> What you need to do:
Write out every line of the rows below as a numbered list, skipping blank lines and leaving out the pictures.
-=-=-
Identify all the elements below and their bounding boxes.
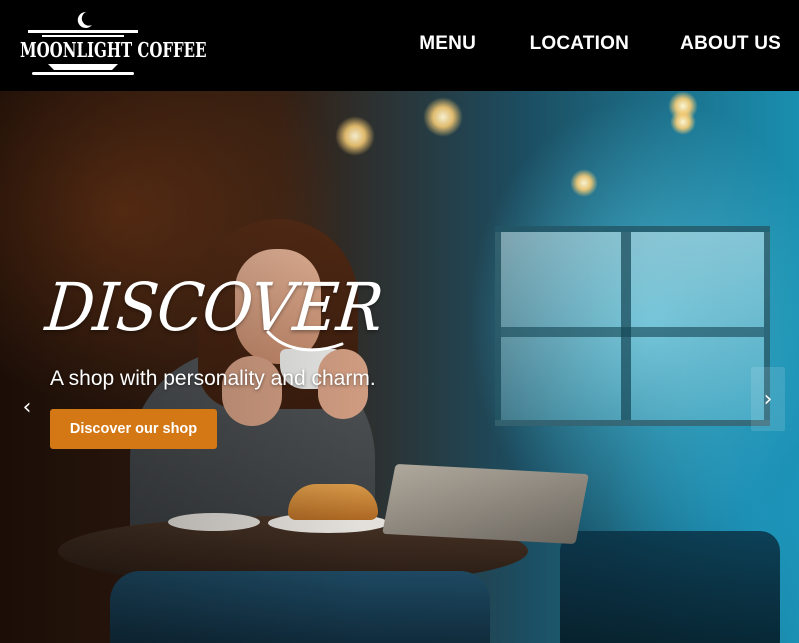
- nav-item-location[interactable]: LOCATION: [530, 33, 629, 55]
- brand-logo[interactable]: MOONLIGHT COFFEE: [20, 10, 207, 78]
- site-header: MOONLIGHT COFFEE MENU LOCATION ABOUT US: [0, 0, 799, 91]
- nav-item-about-us[interactable]: ABOUT US: [680, 33, 781, 55]
- title-swash: [266, 330, 344, 352]
- discover-shop-button[interactable]: Discover our shop: [50, 409, 217, 449]
- brand-name: MOONLIGHT COFFEE: [20, 38, 207, 63]
- hero-subtitle: A shop with personality and charm.: [50, 367, 376, 390]
- hero-slider: DISCOVER A shop with personality and cha…: [0, 91, 799, 643]
- nav-item-menu[interactable]: MENU: [419, 33, 476, 55]
- chevron-right-icon[interactable]: ›: [751, 367, 785, 431]
- chevron-left-icon[interactable]: ‹: [14, 387, 40, 427]
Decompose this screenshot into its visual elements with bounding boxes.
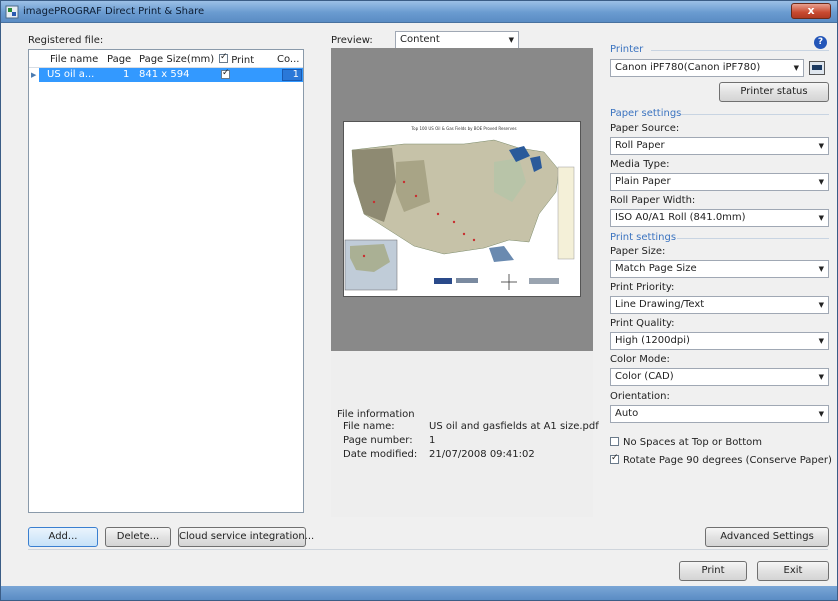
close-button[interactable]: x xyxy=(791,3,831,19)
file-list-header: File name Page Page Size(mm) Print Co... xyxy=(29,50,303,68)
paper-source-label: Paper Source: xyxy=(610,123,680,134)
file-name-label: File name: xyxy=(343,421,395,432)
printer-select[interactable]: Canon iPF780(Canon iPF780) ▼ xyxy=(610,59,804,77)
chevron-down-icon: ▼ xyxy=(818,337,824,345)
column-page[interactable]: Page xyxy=(107,54,131,65)
paper-size-label: Paper Size: xyxy=(610,246,666,257)
preview-mode-select[interactable]: Content ▼ xyxy=(395,31,519,49)
column-copies[interactable]: Co... xyxy=(277,54,299,65)
chevron-down-icon: ▼ xyxy=(818,214,824,222)
chevron-down-icon: ▼ xyxy=(793,64,799,72)
window-title: imagePROGRAF Direct Print & Share xyxy=(23,6,205,17)
registered-file-label: Registered file: xyxy=(28,35,104,46)
media-type-select[interactable]: Plain Paper ▼ xyxy=(610,173,829,191)
no-spaces-checkbox[interactable] xyxy=(610,437,619,446)
print-all-checkbox[interactable] xyxy=(219,52,228,63)
print-settings-section-title: Print settings xyxy=(610,232,677,243)
print-quality-label: Print Quality: xyxy=(610,318,675,329)
cloud-service-button[interactable]: Cloud service integration... xyxy=(178,527,314,547)
advanced-settings-button[interactable]: Advanced Settings xyxy=(705,527,829,547)
roll-paper-width-select[interactable]: ISO A0/A1 Roll (841.0mm) ▼ xyxy=(610,209,829,227)
paper-settings-divider xyxy=(681,114,829,115)
title-bar[interactable]: imagePROGRAF Direct Print & Share x xyxy=(1,1,837,23)
rotate-page-option[interactable]: Rotate Page 90 degrees (Conserve Paper) xyxy=(610,453,832,466)
column-page-size[interactable]: Page Size(mm) xyxy=(139,54,214,65)
page-number-value: 1 xyxy=(429,435,436,446)
chevron-down-icon: ▼ xyxy=(818,410,824,418)
column-file-name[interactable]: File name xyxy=(50,54,98,65)
chevron-down-icon: ▼ xyxy=(818,373,824,381)
orientation-label: Orientation: xyxy=(610,391,670,402)
printer-section-divider xyxy=(651,50,829,51)
row-print-checkbox[interactable] xyxy=(221,68,230,79)
file-name-value: US oil and gasfields at A1 size.pdf xyxy=(429,421,599,432)
footer-divider xyxy=(28,549,828,550)
delete-button[interactable]: Delete... xyxy=(105,527,171,547)
print-settings-divider xyxy=(677,238,829,239)
exit-button[interactable]: Exit xyxy=(757,561,829,581)
table-row[interactable]: US oil a... 1 841 x 594 1 xyxy=(39,68,303,82)
add-button[interactable]: Add... xyxy=(28,527,98,547)
window-bottom-border xyxy=(1,586,837,600)
preview-label: Preview: xyxy=(331,35,373,46)
file-info-panel: File information File name: US oil and g… xyxy=(331,351,599,517)
us-map-image xyxy=(344,139,575,291)
print-priority-label: Print Priority: xyxy=(610,282,675,293)
print-button[interactable]: Print xyxy=(679,561,747,581)
chevron-down-icon: ▼ xyxy=(818,178,824,186)
main-window: imagePROGRAF Direct Print & Share x Regi… xyxy=(0,0,838,601)
media-type-label: Media Type: xyxy=(610,159,670,170)
paper-source-select[interactable]: Roll Paper ▼ xyxy=(610,137,829,155)
no-spaces-option[interactable]: No Spaces at Top or Bottom xyxy=(610,437,762,448)
chevron-down-icon: ▼ xyxy=(508,36,514,44)
file-list[interactable]: File name Page Page Size(mm) Print Co...… xyxy=(28,49,304,513)
print-quality-select[interactable]: High (1200dpi) ▼ xyxy=(610,332,829,350)
row-page: 1 xyxy=(123,69,130,80)
chevron-down-icon: ▼ xyxy=(818,265,824,273)
orientation-select[interactable]: Auto ▼ xyxy=(610,405,829,423)
page-number-label: Page number: xyxy=(343,435,413,446)
row-file-name: US oil a... xyxy=(47,69,95,80)
help-icon[interactable]: ? xyxy=(814,36,827,49)
chevron-down-icon: ▼ xyxy=(818,142,824,150)
preview-page: Top 100 US Oil & Gas Fields by BOE Prove… xyxy=(343,121,581,297)
paper-size-select[interactable]: Match Page Size ▼ xyxy=(610,260,829,278)
file-info-title: File information xyxy=(337,409,415,420)
date-modified-value: 21/07/2008 09:41:02 xyxy=(429,449,535,460)
row-page-size: 841 x 594 xyxy=(139,69,190,80)
color-mode-label: Color Mode: xyxy=(610,354,670,365)
print-priority-select[interactable]: Line Drawing/Text ▼ xyxy=(610,296,829,314)
paper-settings-section-title: Paper settings xyxy=(610,108,682,119)
roll-paper-width-label: Roll Paper Width: xyxy=(610,195,696,206)
date-modified-label: Date modified: xyxy=(343,449,418,460)
row-copies-field[interactable]: 1 xyxy=(282,69,302,81)
rotate-page-checkbox[interactable] xyxy=(610,453,619,464)
chevron-down-icon: ▼ xyxy=(818,301,824,309)
app-icon xyxy=(5,5,19,19)
current-row-arrow-icon: ▶ xyxy=(31,71,37,79)
printer-section-title: Printer xyxy=(610,44,644,55)
printer-icon[interactable] xyxy=(809,61,825,75)
column-print[interactable]: Print xyxy=(219,52,254,66)
color-mode-select[interactable]: Color (CAD) ▼ xyxy=(610,368,829,386)
printer-status-button[interactable]: Printer status xyxy=(719,82,829,102)
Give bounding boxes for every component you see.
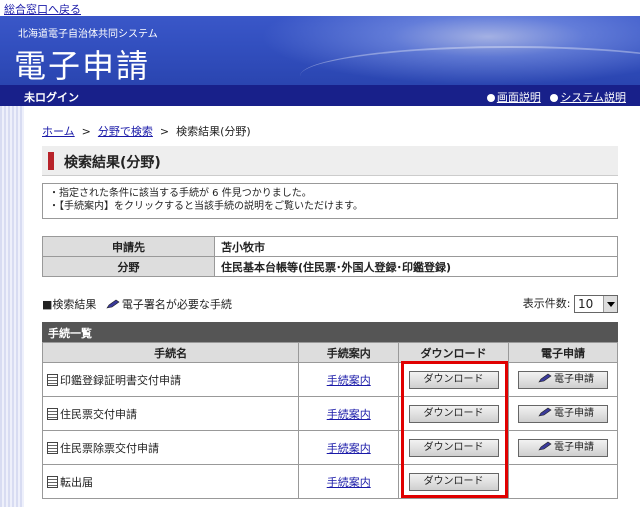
-=-=-
> Solution:
1. Identify all the elements below and their bounding boxes.
2. - nav-item-location[interactable]: LOCATION: [530, 33, 629, 55]
3. - brand-logo[interactable]: MOONLIGHT COFFEE: [20, 10, 207, 78]
4. - site-header: MOONLIGHT COFFEE MENU LOCATION ABOUT US: [0, 0, 799, 91]
5. - nav-item-about-us[interactable]: ABOUT US: [680, 33, 781, 55]
6. - title-swash: [266, 330, 344, 352]
7. - discover-shop-button[interactable]: Discover our shop: [50, 409, 217, 449]
8. - brand-name: MOONLIGHT COFFEE: [20, 38, 207, 63]
9. - hero-subtitle: A shop with personality and charm.: [50, 367, 376, 390]
10. - hero-slider: DISCOVER A shop with personality and cha…: [0, 91, 799, 643]
11. - nav-item-menu[interactable]: MENU: [419, 33, 476, 55]
12. - chevron-right-icon[interactable]: ›: [751, 367, 785, 431]
13. - chevron-left-icon[interactable]: ‹: [14, 387, 40, 427]
14. Decompose this screenshot into its visual elements with bounding boxes.
15. close-button[interactable]: x xyxy=(791,3,831,19)
16. file-list-header: File name Page Page Size(mm) Print Co... xyxy=(29,50,303,68)
17. paper-source-label: Paper Source: xyxy=(610,123,680,134)
18. file-name-label: File name: xyxy=(343,421,395,432)
19. printer-select[interactable]: Canon iPF780(Canon iPF780) ▼ xyxy=(610,59,804,77)
20. chevron-down-icon: ▼ xyxy=(818,337,824,345)
21. column-page[interactable]: Page xyxy=(107,54,131,65)
22. paper-size-label: Paper Size: xyxy=(610,246,666,257)
23. preview-mode-select[interactable]: Content ▼ xyxy=(395,31,519,49)
24. column-copies[interactable]: Co... xyxy=(277,54,299,65)
25. chevron-down-icon: ▼ xyxy=(818,214,824,222)
26. chevron-down-icon: ▼ xyxy=(793,64,799,72)
27. window-title: imagePROGRAF Direct Print & Share xyxy=(23,6,205,17)
28. registered-file-label: Registered file: xyxy=(28,35,104,46)
29. media-type-select[interactable]: Plain Paper ▼ xyxy=(610,173,829,191)
30. no-spaces-checkbox[interactable] xyxy=(610,437,619,446)
31. print-all-checkbox[interactable] xyxy=(219,52,228,63)
32. print-settings-section-title: Print settings xyxy=(610,232,677,243)
33. print-quality-label: Print Quality: xyxy=(610,318,675,329)
34. cloud-service-button[interactable]: Cloud service integration... xyxy=(178,527,314,547)
35. advanced-settings-button[interactable]: Advanced Settings xyxy=(705,527,829,547)
36. roll-paper-width-select[interactable]: ISO A0/A1 Roll (841.0mm) ▼ xyxy=(610,209,829,227)
37. paper-settings-divider xyxy=(681,114,829,115)
38. title-bar[interactable]: imagePROGRAF Direct Print & Share x xyxy=(1,1,837,23)
39. rotate-page-option[interactable]: Rotate Page 90 degrees (Conserve Paper) xyxy=(610,453,832,466)
40. column-page-size[interactable]: Page Size(mm) xyxy=(139,54,214,65)
41. page-number-value: 1 xyxy=(429,435,436,446)
42. chevron-down-icon: ▼ xyxy=(818,410,824,418)
43. column-file-name[interactable]: File name xyxy=(50,54,98,65)
44. chevron-down-icon: ▼ xyxy=(818,373,824,381)
45. orientation-label: Orientation: xyxy=(610,391,670,402)
46. printer-section-divider xyxy=(651,50,829,51)
47. row-print-checkbox[interactable] xyxy=(221,68,230,79)
48. file-name-value: US oil and gasfields at A1 size.pdf xyxy=(429,421,599,432)
49. footer-divider xyxy=(28,549,828,550)
50. delete-button[interactable]: Delete... xyxy=(105,527,171,547)
51. print-settings-divider xyxy=(677,238,829,239)
52. exit-button[interactable]: Exit xyxy=(757,561,829,581)
53. table-row[interactable]: US oil a... 1 841 x 594 1 xyxy=(39,68,303,82)
54. add-button[interactable]: Add... xyxy=(28,527,98,547)
55. window-bottom-border xyxy=(1,586,837,600)
56. preview-label: Preview: xyxy=(331,35,373,46)
57. file-info-panel: File information File name: US oil and g… xyxy=(331,351,599,517)
58. us-map-image xyxy=(344,139,575,291)
59. print-priority-label: Print Priority: xyxy=(610,282,675,293)
60. print-button[interactable]: Print xyxy=(679,561,747,581)
61. chevron-down-icon: ▼ xyxy=(818,178,824,186)
62. main-window: imagePROGRAF Direct Print & Share x Regi… xyxy=(0,0,838,601)
63. media-type-label: Media Type: xyxy=(610,159,670,170)
64. paper-source-select[interactable]: Roll Paper ▼ xyxy=(610,137,829,155)
65. no-spaces-option[interactable]: No Spaces at Top or Bottom xyxy=(610,437,762,448)
66. chevron-down-icon: ▼ xyxy=(508,36,514,44)
67. file-list[interactable]: File name Page Page Size(mm) Print Co...… xyxy=(28,49,304,513)
68. print-quality-select[interactable]: High (1200dpi) ▼ xyxy=(610,332,829,350)
69. row-page: 1 xyxy=(123,69,130,80)
70. chevron-down-icon: ▼ xyxy=(818,265,824,273)
71. orientation-select[interactable]: Auto ▼ xyxy=(610,405,829,423)
72. page-number-label: Page number: xyxy=(343,435,413,446)
73. row-file-name: US oil a... xyxy=(47,69,95,80)
74. help-icon[interactable]: ? xyxy=(814,36,827,49)
75. chevron-down-icon: ▼ xyxy=(818,142,824,150)
76. preview-page: Top 100 US Oil & Gas Fields by BOE Prove… xyxy=(343,121,581,297)
77. paper-size-select[interactable]: Match Page Size ▼ xyxy=(610,260,829,278)
78. file-info-title: File information xyxy=(337,409,415,420)
79. date-modified-value: 21/07/2008 09:41:02 xyxy=(429,449,535,460)
80. row-page-size: 841 x 594 xyxy=(139,69,190,80)
81. color-mode-label: Color Mode: xyxy=(610,354,670,365)
82. print-priority-select[interactable]: Line Drawing/Text ▼ xyxy=(610,296,829,314)
83. paper-settings-section-title: Paper settings xyxy=(610,108,682,119)
84. roll-paper-width-label: Roll Paper Width: xyxy=(610,195,696,206)
85. date-modified-label: Date modified: xyxy=(343,449,418,460)
86. row-copies-field[interactable]: 1 xyxy=(282,69,302,81)
87. rotate-page-checkbox[interactable] xyxy=(610,453,619,464)
88. chevron-down-icon: ▼ xyxy=(818,301,824,309)
89. app-icon xyxy=(5,5,19,19)
90. current-row-arrow-icon: ▶ xyxy=(31,71,37,79)
91. printer-section-title: Printer xyxy=(610,44,644,55)
92. printer-icon[interactable] xyxy=(809,61,825,75)
93. column-print[interactable]: Print xyxy=(219,52,254,66)
94. color-mode-select[interactable]: Color (CAD) ▼ xyxy=(610,368,829,386)
95. printer-status-button[interactable]: Printer status xyxy=(719,82,829,102)
96. Give bounding boxes for every component you see.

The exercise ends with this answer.